> [TO BE DONE]: The complete listing should be restated exactly.
* * * * * * *
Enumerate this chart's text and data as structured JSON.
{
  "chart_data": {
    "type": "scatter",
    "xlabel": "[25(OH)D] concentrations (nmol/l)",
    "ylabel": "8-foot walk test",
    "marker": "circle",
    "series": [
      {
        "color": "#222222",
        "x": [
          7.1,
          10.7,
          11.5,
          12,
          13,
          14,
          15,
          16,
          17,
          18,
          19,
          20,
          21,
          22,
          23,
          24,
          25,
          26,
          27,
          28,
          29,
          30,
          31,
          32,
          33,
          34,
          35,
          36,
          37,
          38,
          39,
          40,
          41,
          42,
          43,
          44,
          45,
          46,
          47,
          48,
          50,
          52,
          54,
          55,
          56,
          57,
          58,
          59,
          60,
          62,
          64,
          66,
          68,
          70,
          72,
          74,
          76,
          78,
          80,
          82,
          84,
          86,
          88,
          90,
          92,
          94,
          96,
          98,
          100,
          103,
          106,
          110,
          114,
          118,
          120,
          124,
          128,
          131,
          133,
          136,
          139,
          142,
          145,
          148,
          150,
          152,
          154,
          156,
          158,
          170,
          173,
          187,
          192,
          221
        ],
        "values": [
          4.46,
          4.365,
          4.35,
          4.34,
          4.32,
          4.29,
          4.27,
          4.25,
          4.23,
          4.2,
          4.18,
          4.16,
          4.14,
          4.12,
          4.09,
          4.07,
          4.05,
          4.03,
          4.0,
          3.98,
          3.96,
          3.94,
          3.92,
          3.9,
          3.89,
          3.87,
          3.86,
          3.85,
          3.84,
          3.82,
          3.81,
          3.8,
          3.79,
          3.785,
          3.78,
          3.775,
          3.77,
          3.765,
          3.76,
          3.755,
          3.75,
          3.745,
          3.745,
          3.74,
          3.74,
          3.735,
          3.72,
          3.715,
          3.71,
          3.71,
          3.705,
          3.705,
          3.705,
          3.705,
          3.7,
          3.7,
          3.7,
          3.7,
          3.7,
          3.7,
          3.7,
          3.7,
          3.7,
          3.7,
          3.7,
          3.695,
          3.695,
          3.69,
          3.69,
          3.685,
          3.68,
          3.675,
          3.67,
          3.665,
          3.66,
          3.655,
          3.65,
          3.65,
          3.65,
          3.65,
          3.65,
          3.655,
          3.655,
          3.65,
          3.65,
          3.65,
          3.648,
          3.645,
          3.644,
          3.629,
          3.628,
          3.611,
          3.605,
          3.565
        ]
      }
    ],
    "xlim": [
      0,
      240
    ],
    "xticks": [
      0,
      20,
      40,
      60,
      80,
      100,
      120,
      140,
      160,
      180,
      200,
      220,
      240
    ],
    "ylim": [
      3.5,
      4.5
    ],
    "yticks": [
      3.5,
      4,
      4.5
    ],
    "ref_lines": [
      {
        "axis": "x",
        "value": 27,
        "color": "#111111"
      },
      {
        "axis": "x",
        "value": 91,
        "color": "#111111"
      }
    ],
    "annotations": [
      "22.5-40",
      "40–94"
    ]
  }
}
* * * * * * *
> [THE OUTPUT]:
Enumerate this chart's text and data as structured JSON.
{
  "chart_data": {
    "type": "scatter",
    "xlabel": "[25(OH)D] concentrations (nmol/l)",
    "ylabel": "8-foot walk test",
    "marker": "circle",
    "series": [
      {
        "color": "#222222",
        "x": [
          7.1,
          10.7,
          11.5,
          12,
          13,
          14,
          15,
          16,
          17,
          18,
          19,
          20,
          21,
          22,
          23,
          24,
          25,
          26,
          27,
          28,
          29,
          30,
          31,
          32,
          33,
          34,
          35,
          36,
          37,
          38,
          39,
          40,
          41,
          42,
          43,
          44,
          45,
          46,
          47,
          48,
          50,
          52,
          54,
          55,
          56,
          57,
          58,
          59,
          60,
          62,
          64,
          66,
          68,
          70,
          72,
          74,
          76,
          78,
          80,
          82,
          84,
          86,
          88,
          90,
          92,
          94,
          96,
          98,
          100,
          103,
          106,
          110,
          114,
          118,
          120,
          124,
          128,
          131,
          133,
          136,
          139,
          142,
          145,
          148,
          150,
          152,
          154,
          156,
          158,
          170,
          173,
          187,
          192,
          221
        ],
        "values": [
          4.46,
          4.365,
          4.35,
          4.34,
          4.32,
          4.29,
          4.27,
          4.25,
          4.23,
          4.2,
          4.18,
          4.16,
          4.14,
          4.12,
          4.09,
          4.07,
          4.05,
          4.03,
          4.0,
          3.98,
          3.96,
          3.94,
          3.92,
          3.9,
          3.89,
          3.87,
          3.86,
          3.85,
          3.84,
          3.82,
          3.81,
          3.8,
          3.79,
          3.785,
          3.78,
          3.775,
          3.77,
          3.765,
          3.76,
          3.755,
          3.75,
          3.745,
          3.745,
          3.74,
          3.74,
          3.735,
          3.72,
          3.715,
          3.71,
          3.71,
          3.705,
          3.705,
          3.705,
          3.705,
          3.7,
          3.7,
          3.7,
          3.7,
          3.7,
          3.7,
          3.7,
          3.7,
          3.7,
          3.7,
          3.7,
          3.695,
          3.695,
          3.69,
          3.69,
          3.685,
          3.68,
          3.675,
          3.67,
          3.665,
          3.66,
          3.655,
          3.65,
          3.65,
          3.65,
          3.65,
          3.65,
          3.655,
          3.655,
          3.65,
          3.65,
          3.65,
          3.648,
          3.645,
          3.644,
          3.629,
          3.628,
          3.611,
          3.605,
          3.565
        ]
      }
    ],
    "xlim": [
      0,
      240
    ],
    "xticks": [
      0,
      20,
      40,
      60,
      80,
      100,
      120,
      140,
      160,
      180,
      200,
      220,
      240
    ],
    "ylim": [
      3.5,
      4.5
    ],
    "yticks": [
      3.5,
      4,
      4.5
    ],
    "ref_lines": [
      {
        "axis": "x",
        "value": 27,
        "color": "#111111"
      },
      {
        "axis": "x",
        "value": 91,
        "color": "#111111"
      }
    ],
    "annotations": [
      "22.5-40",
      "40–94"
    ]
  }
}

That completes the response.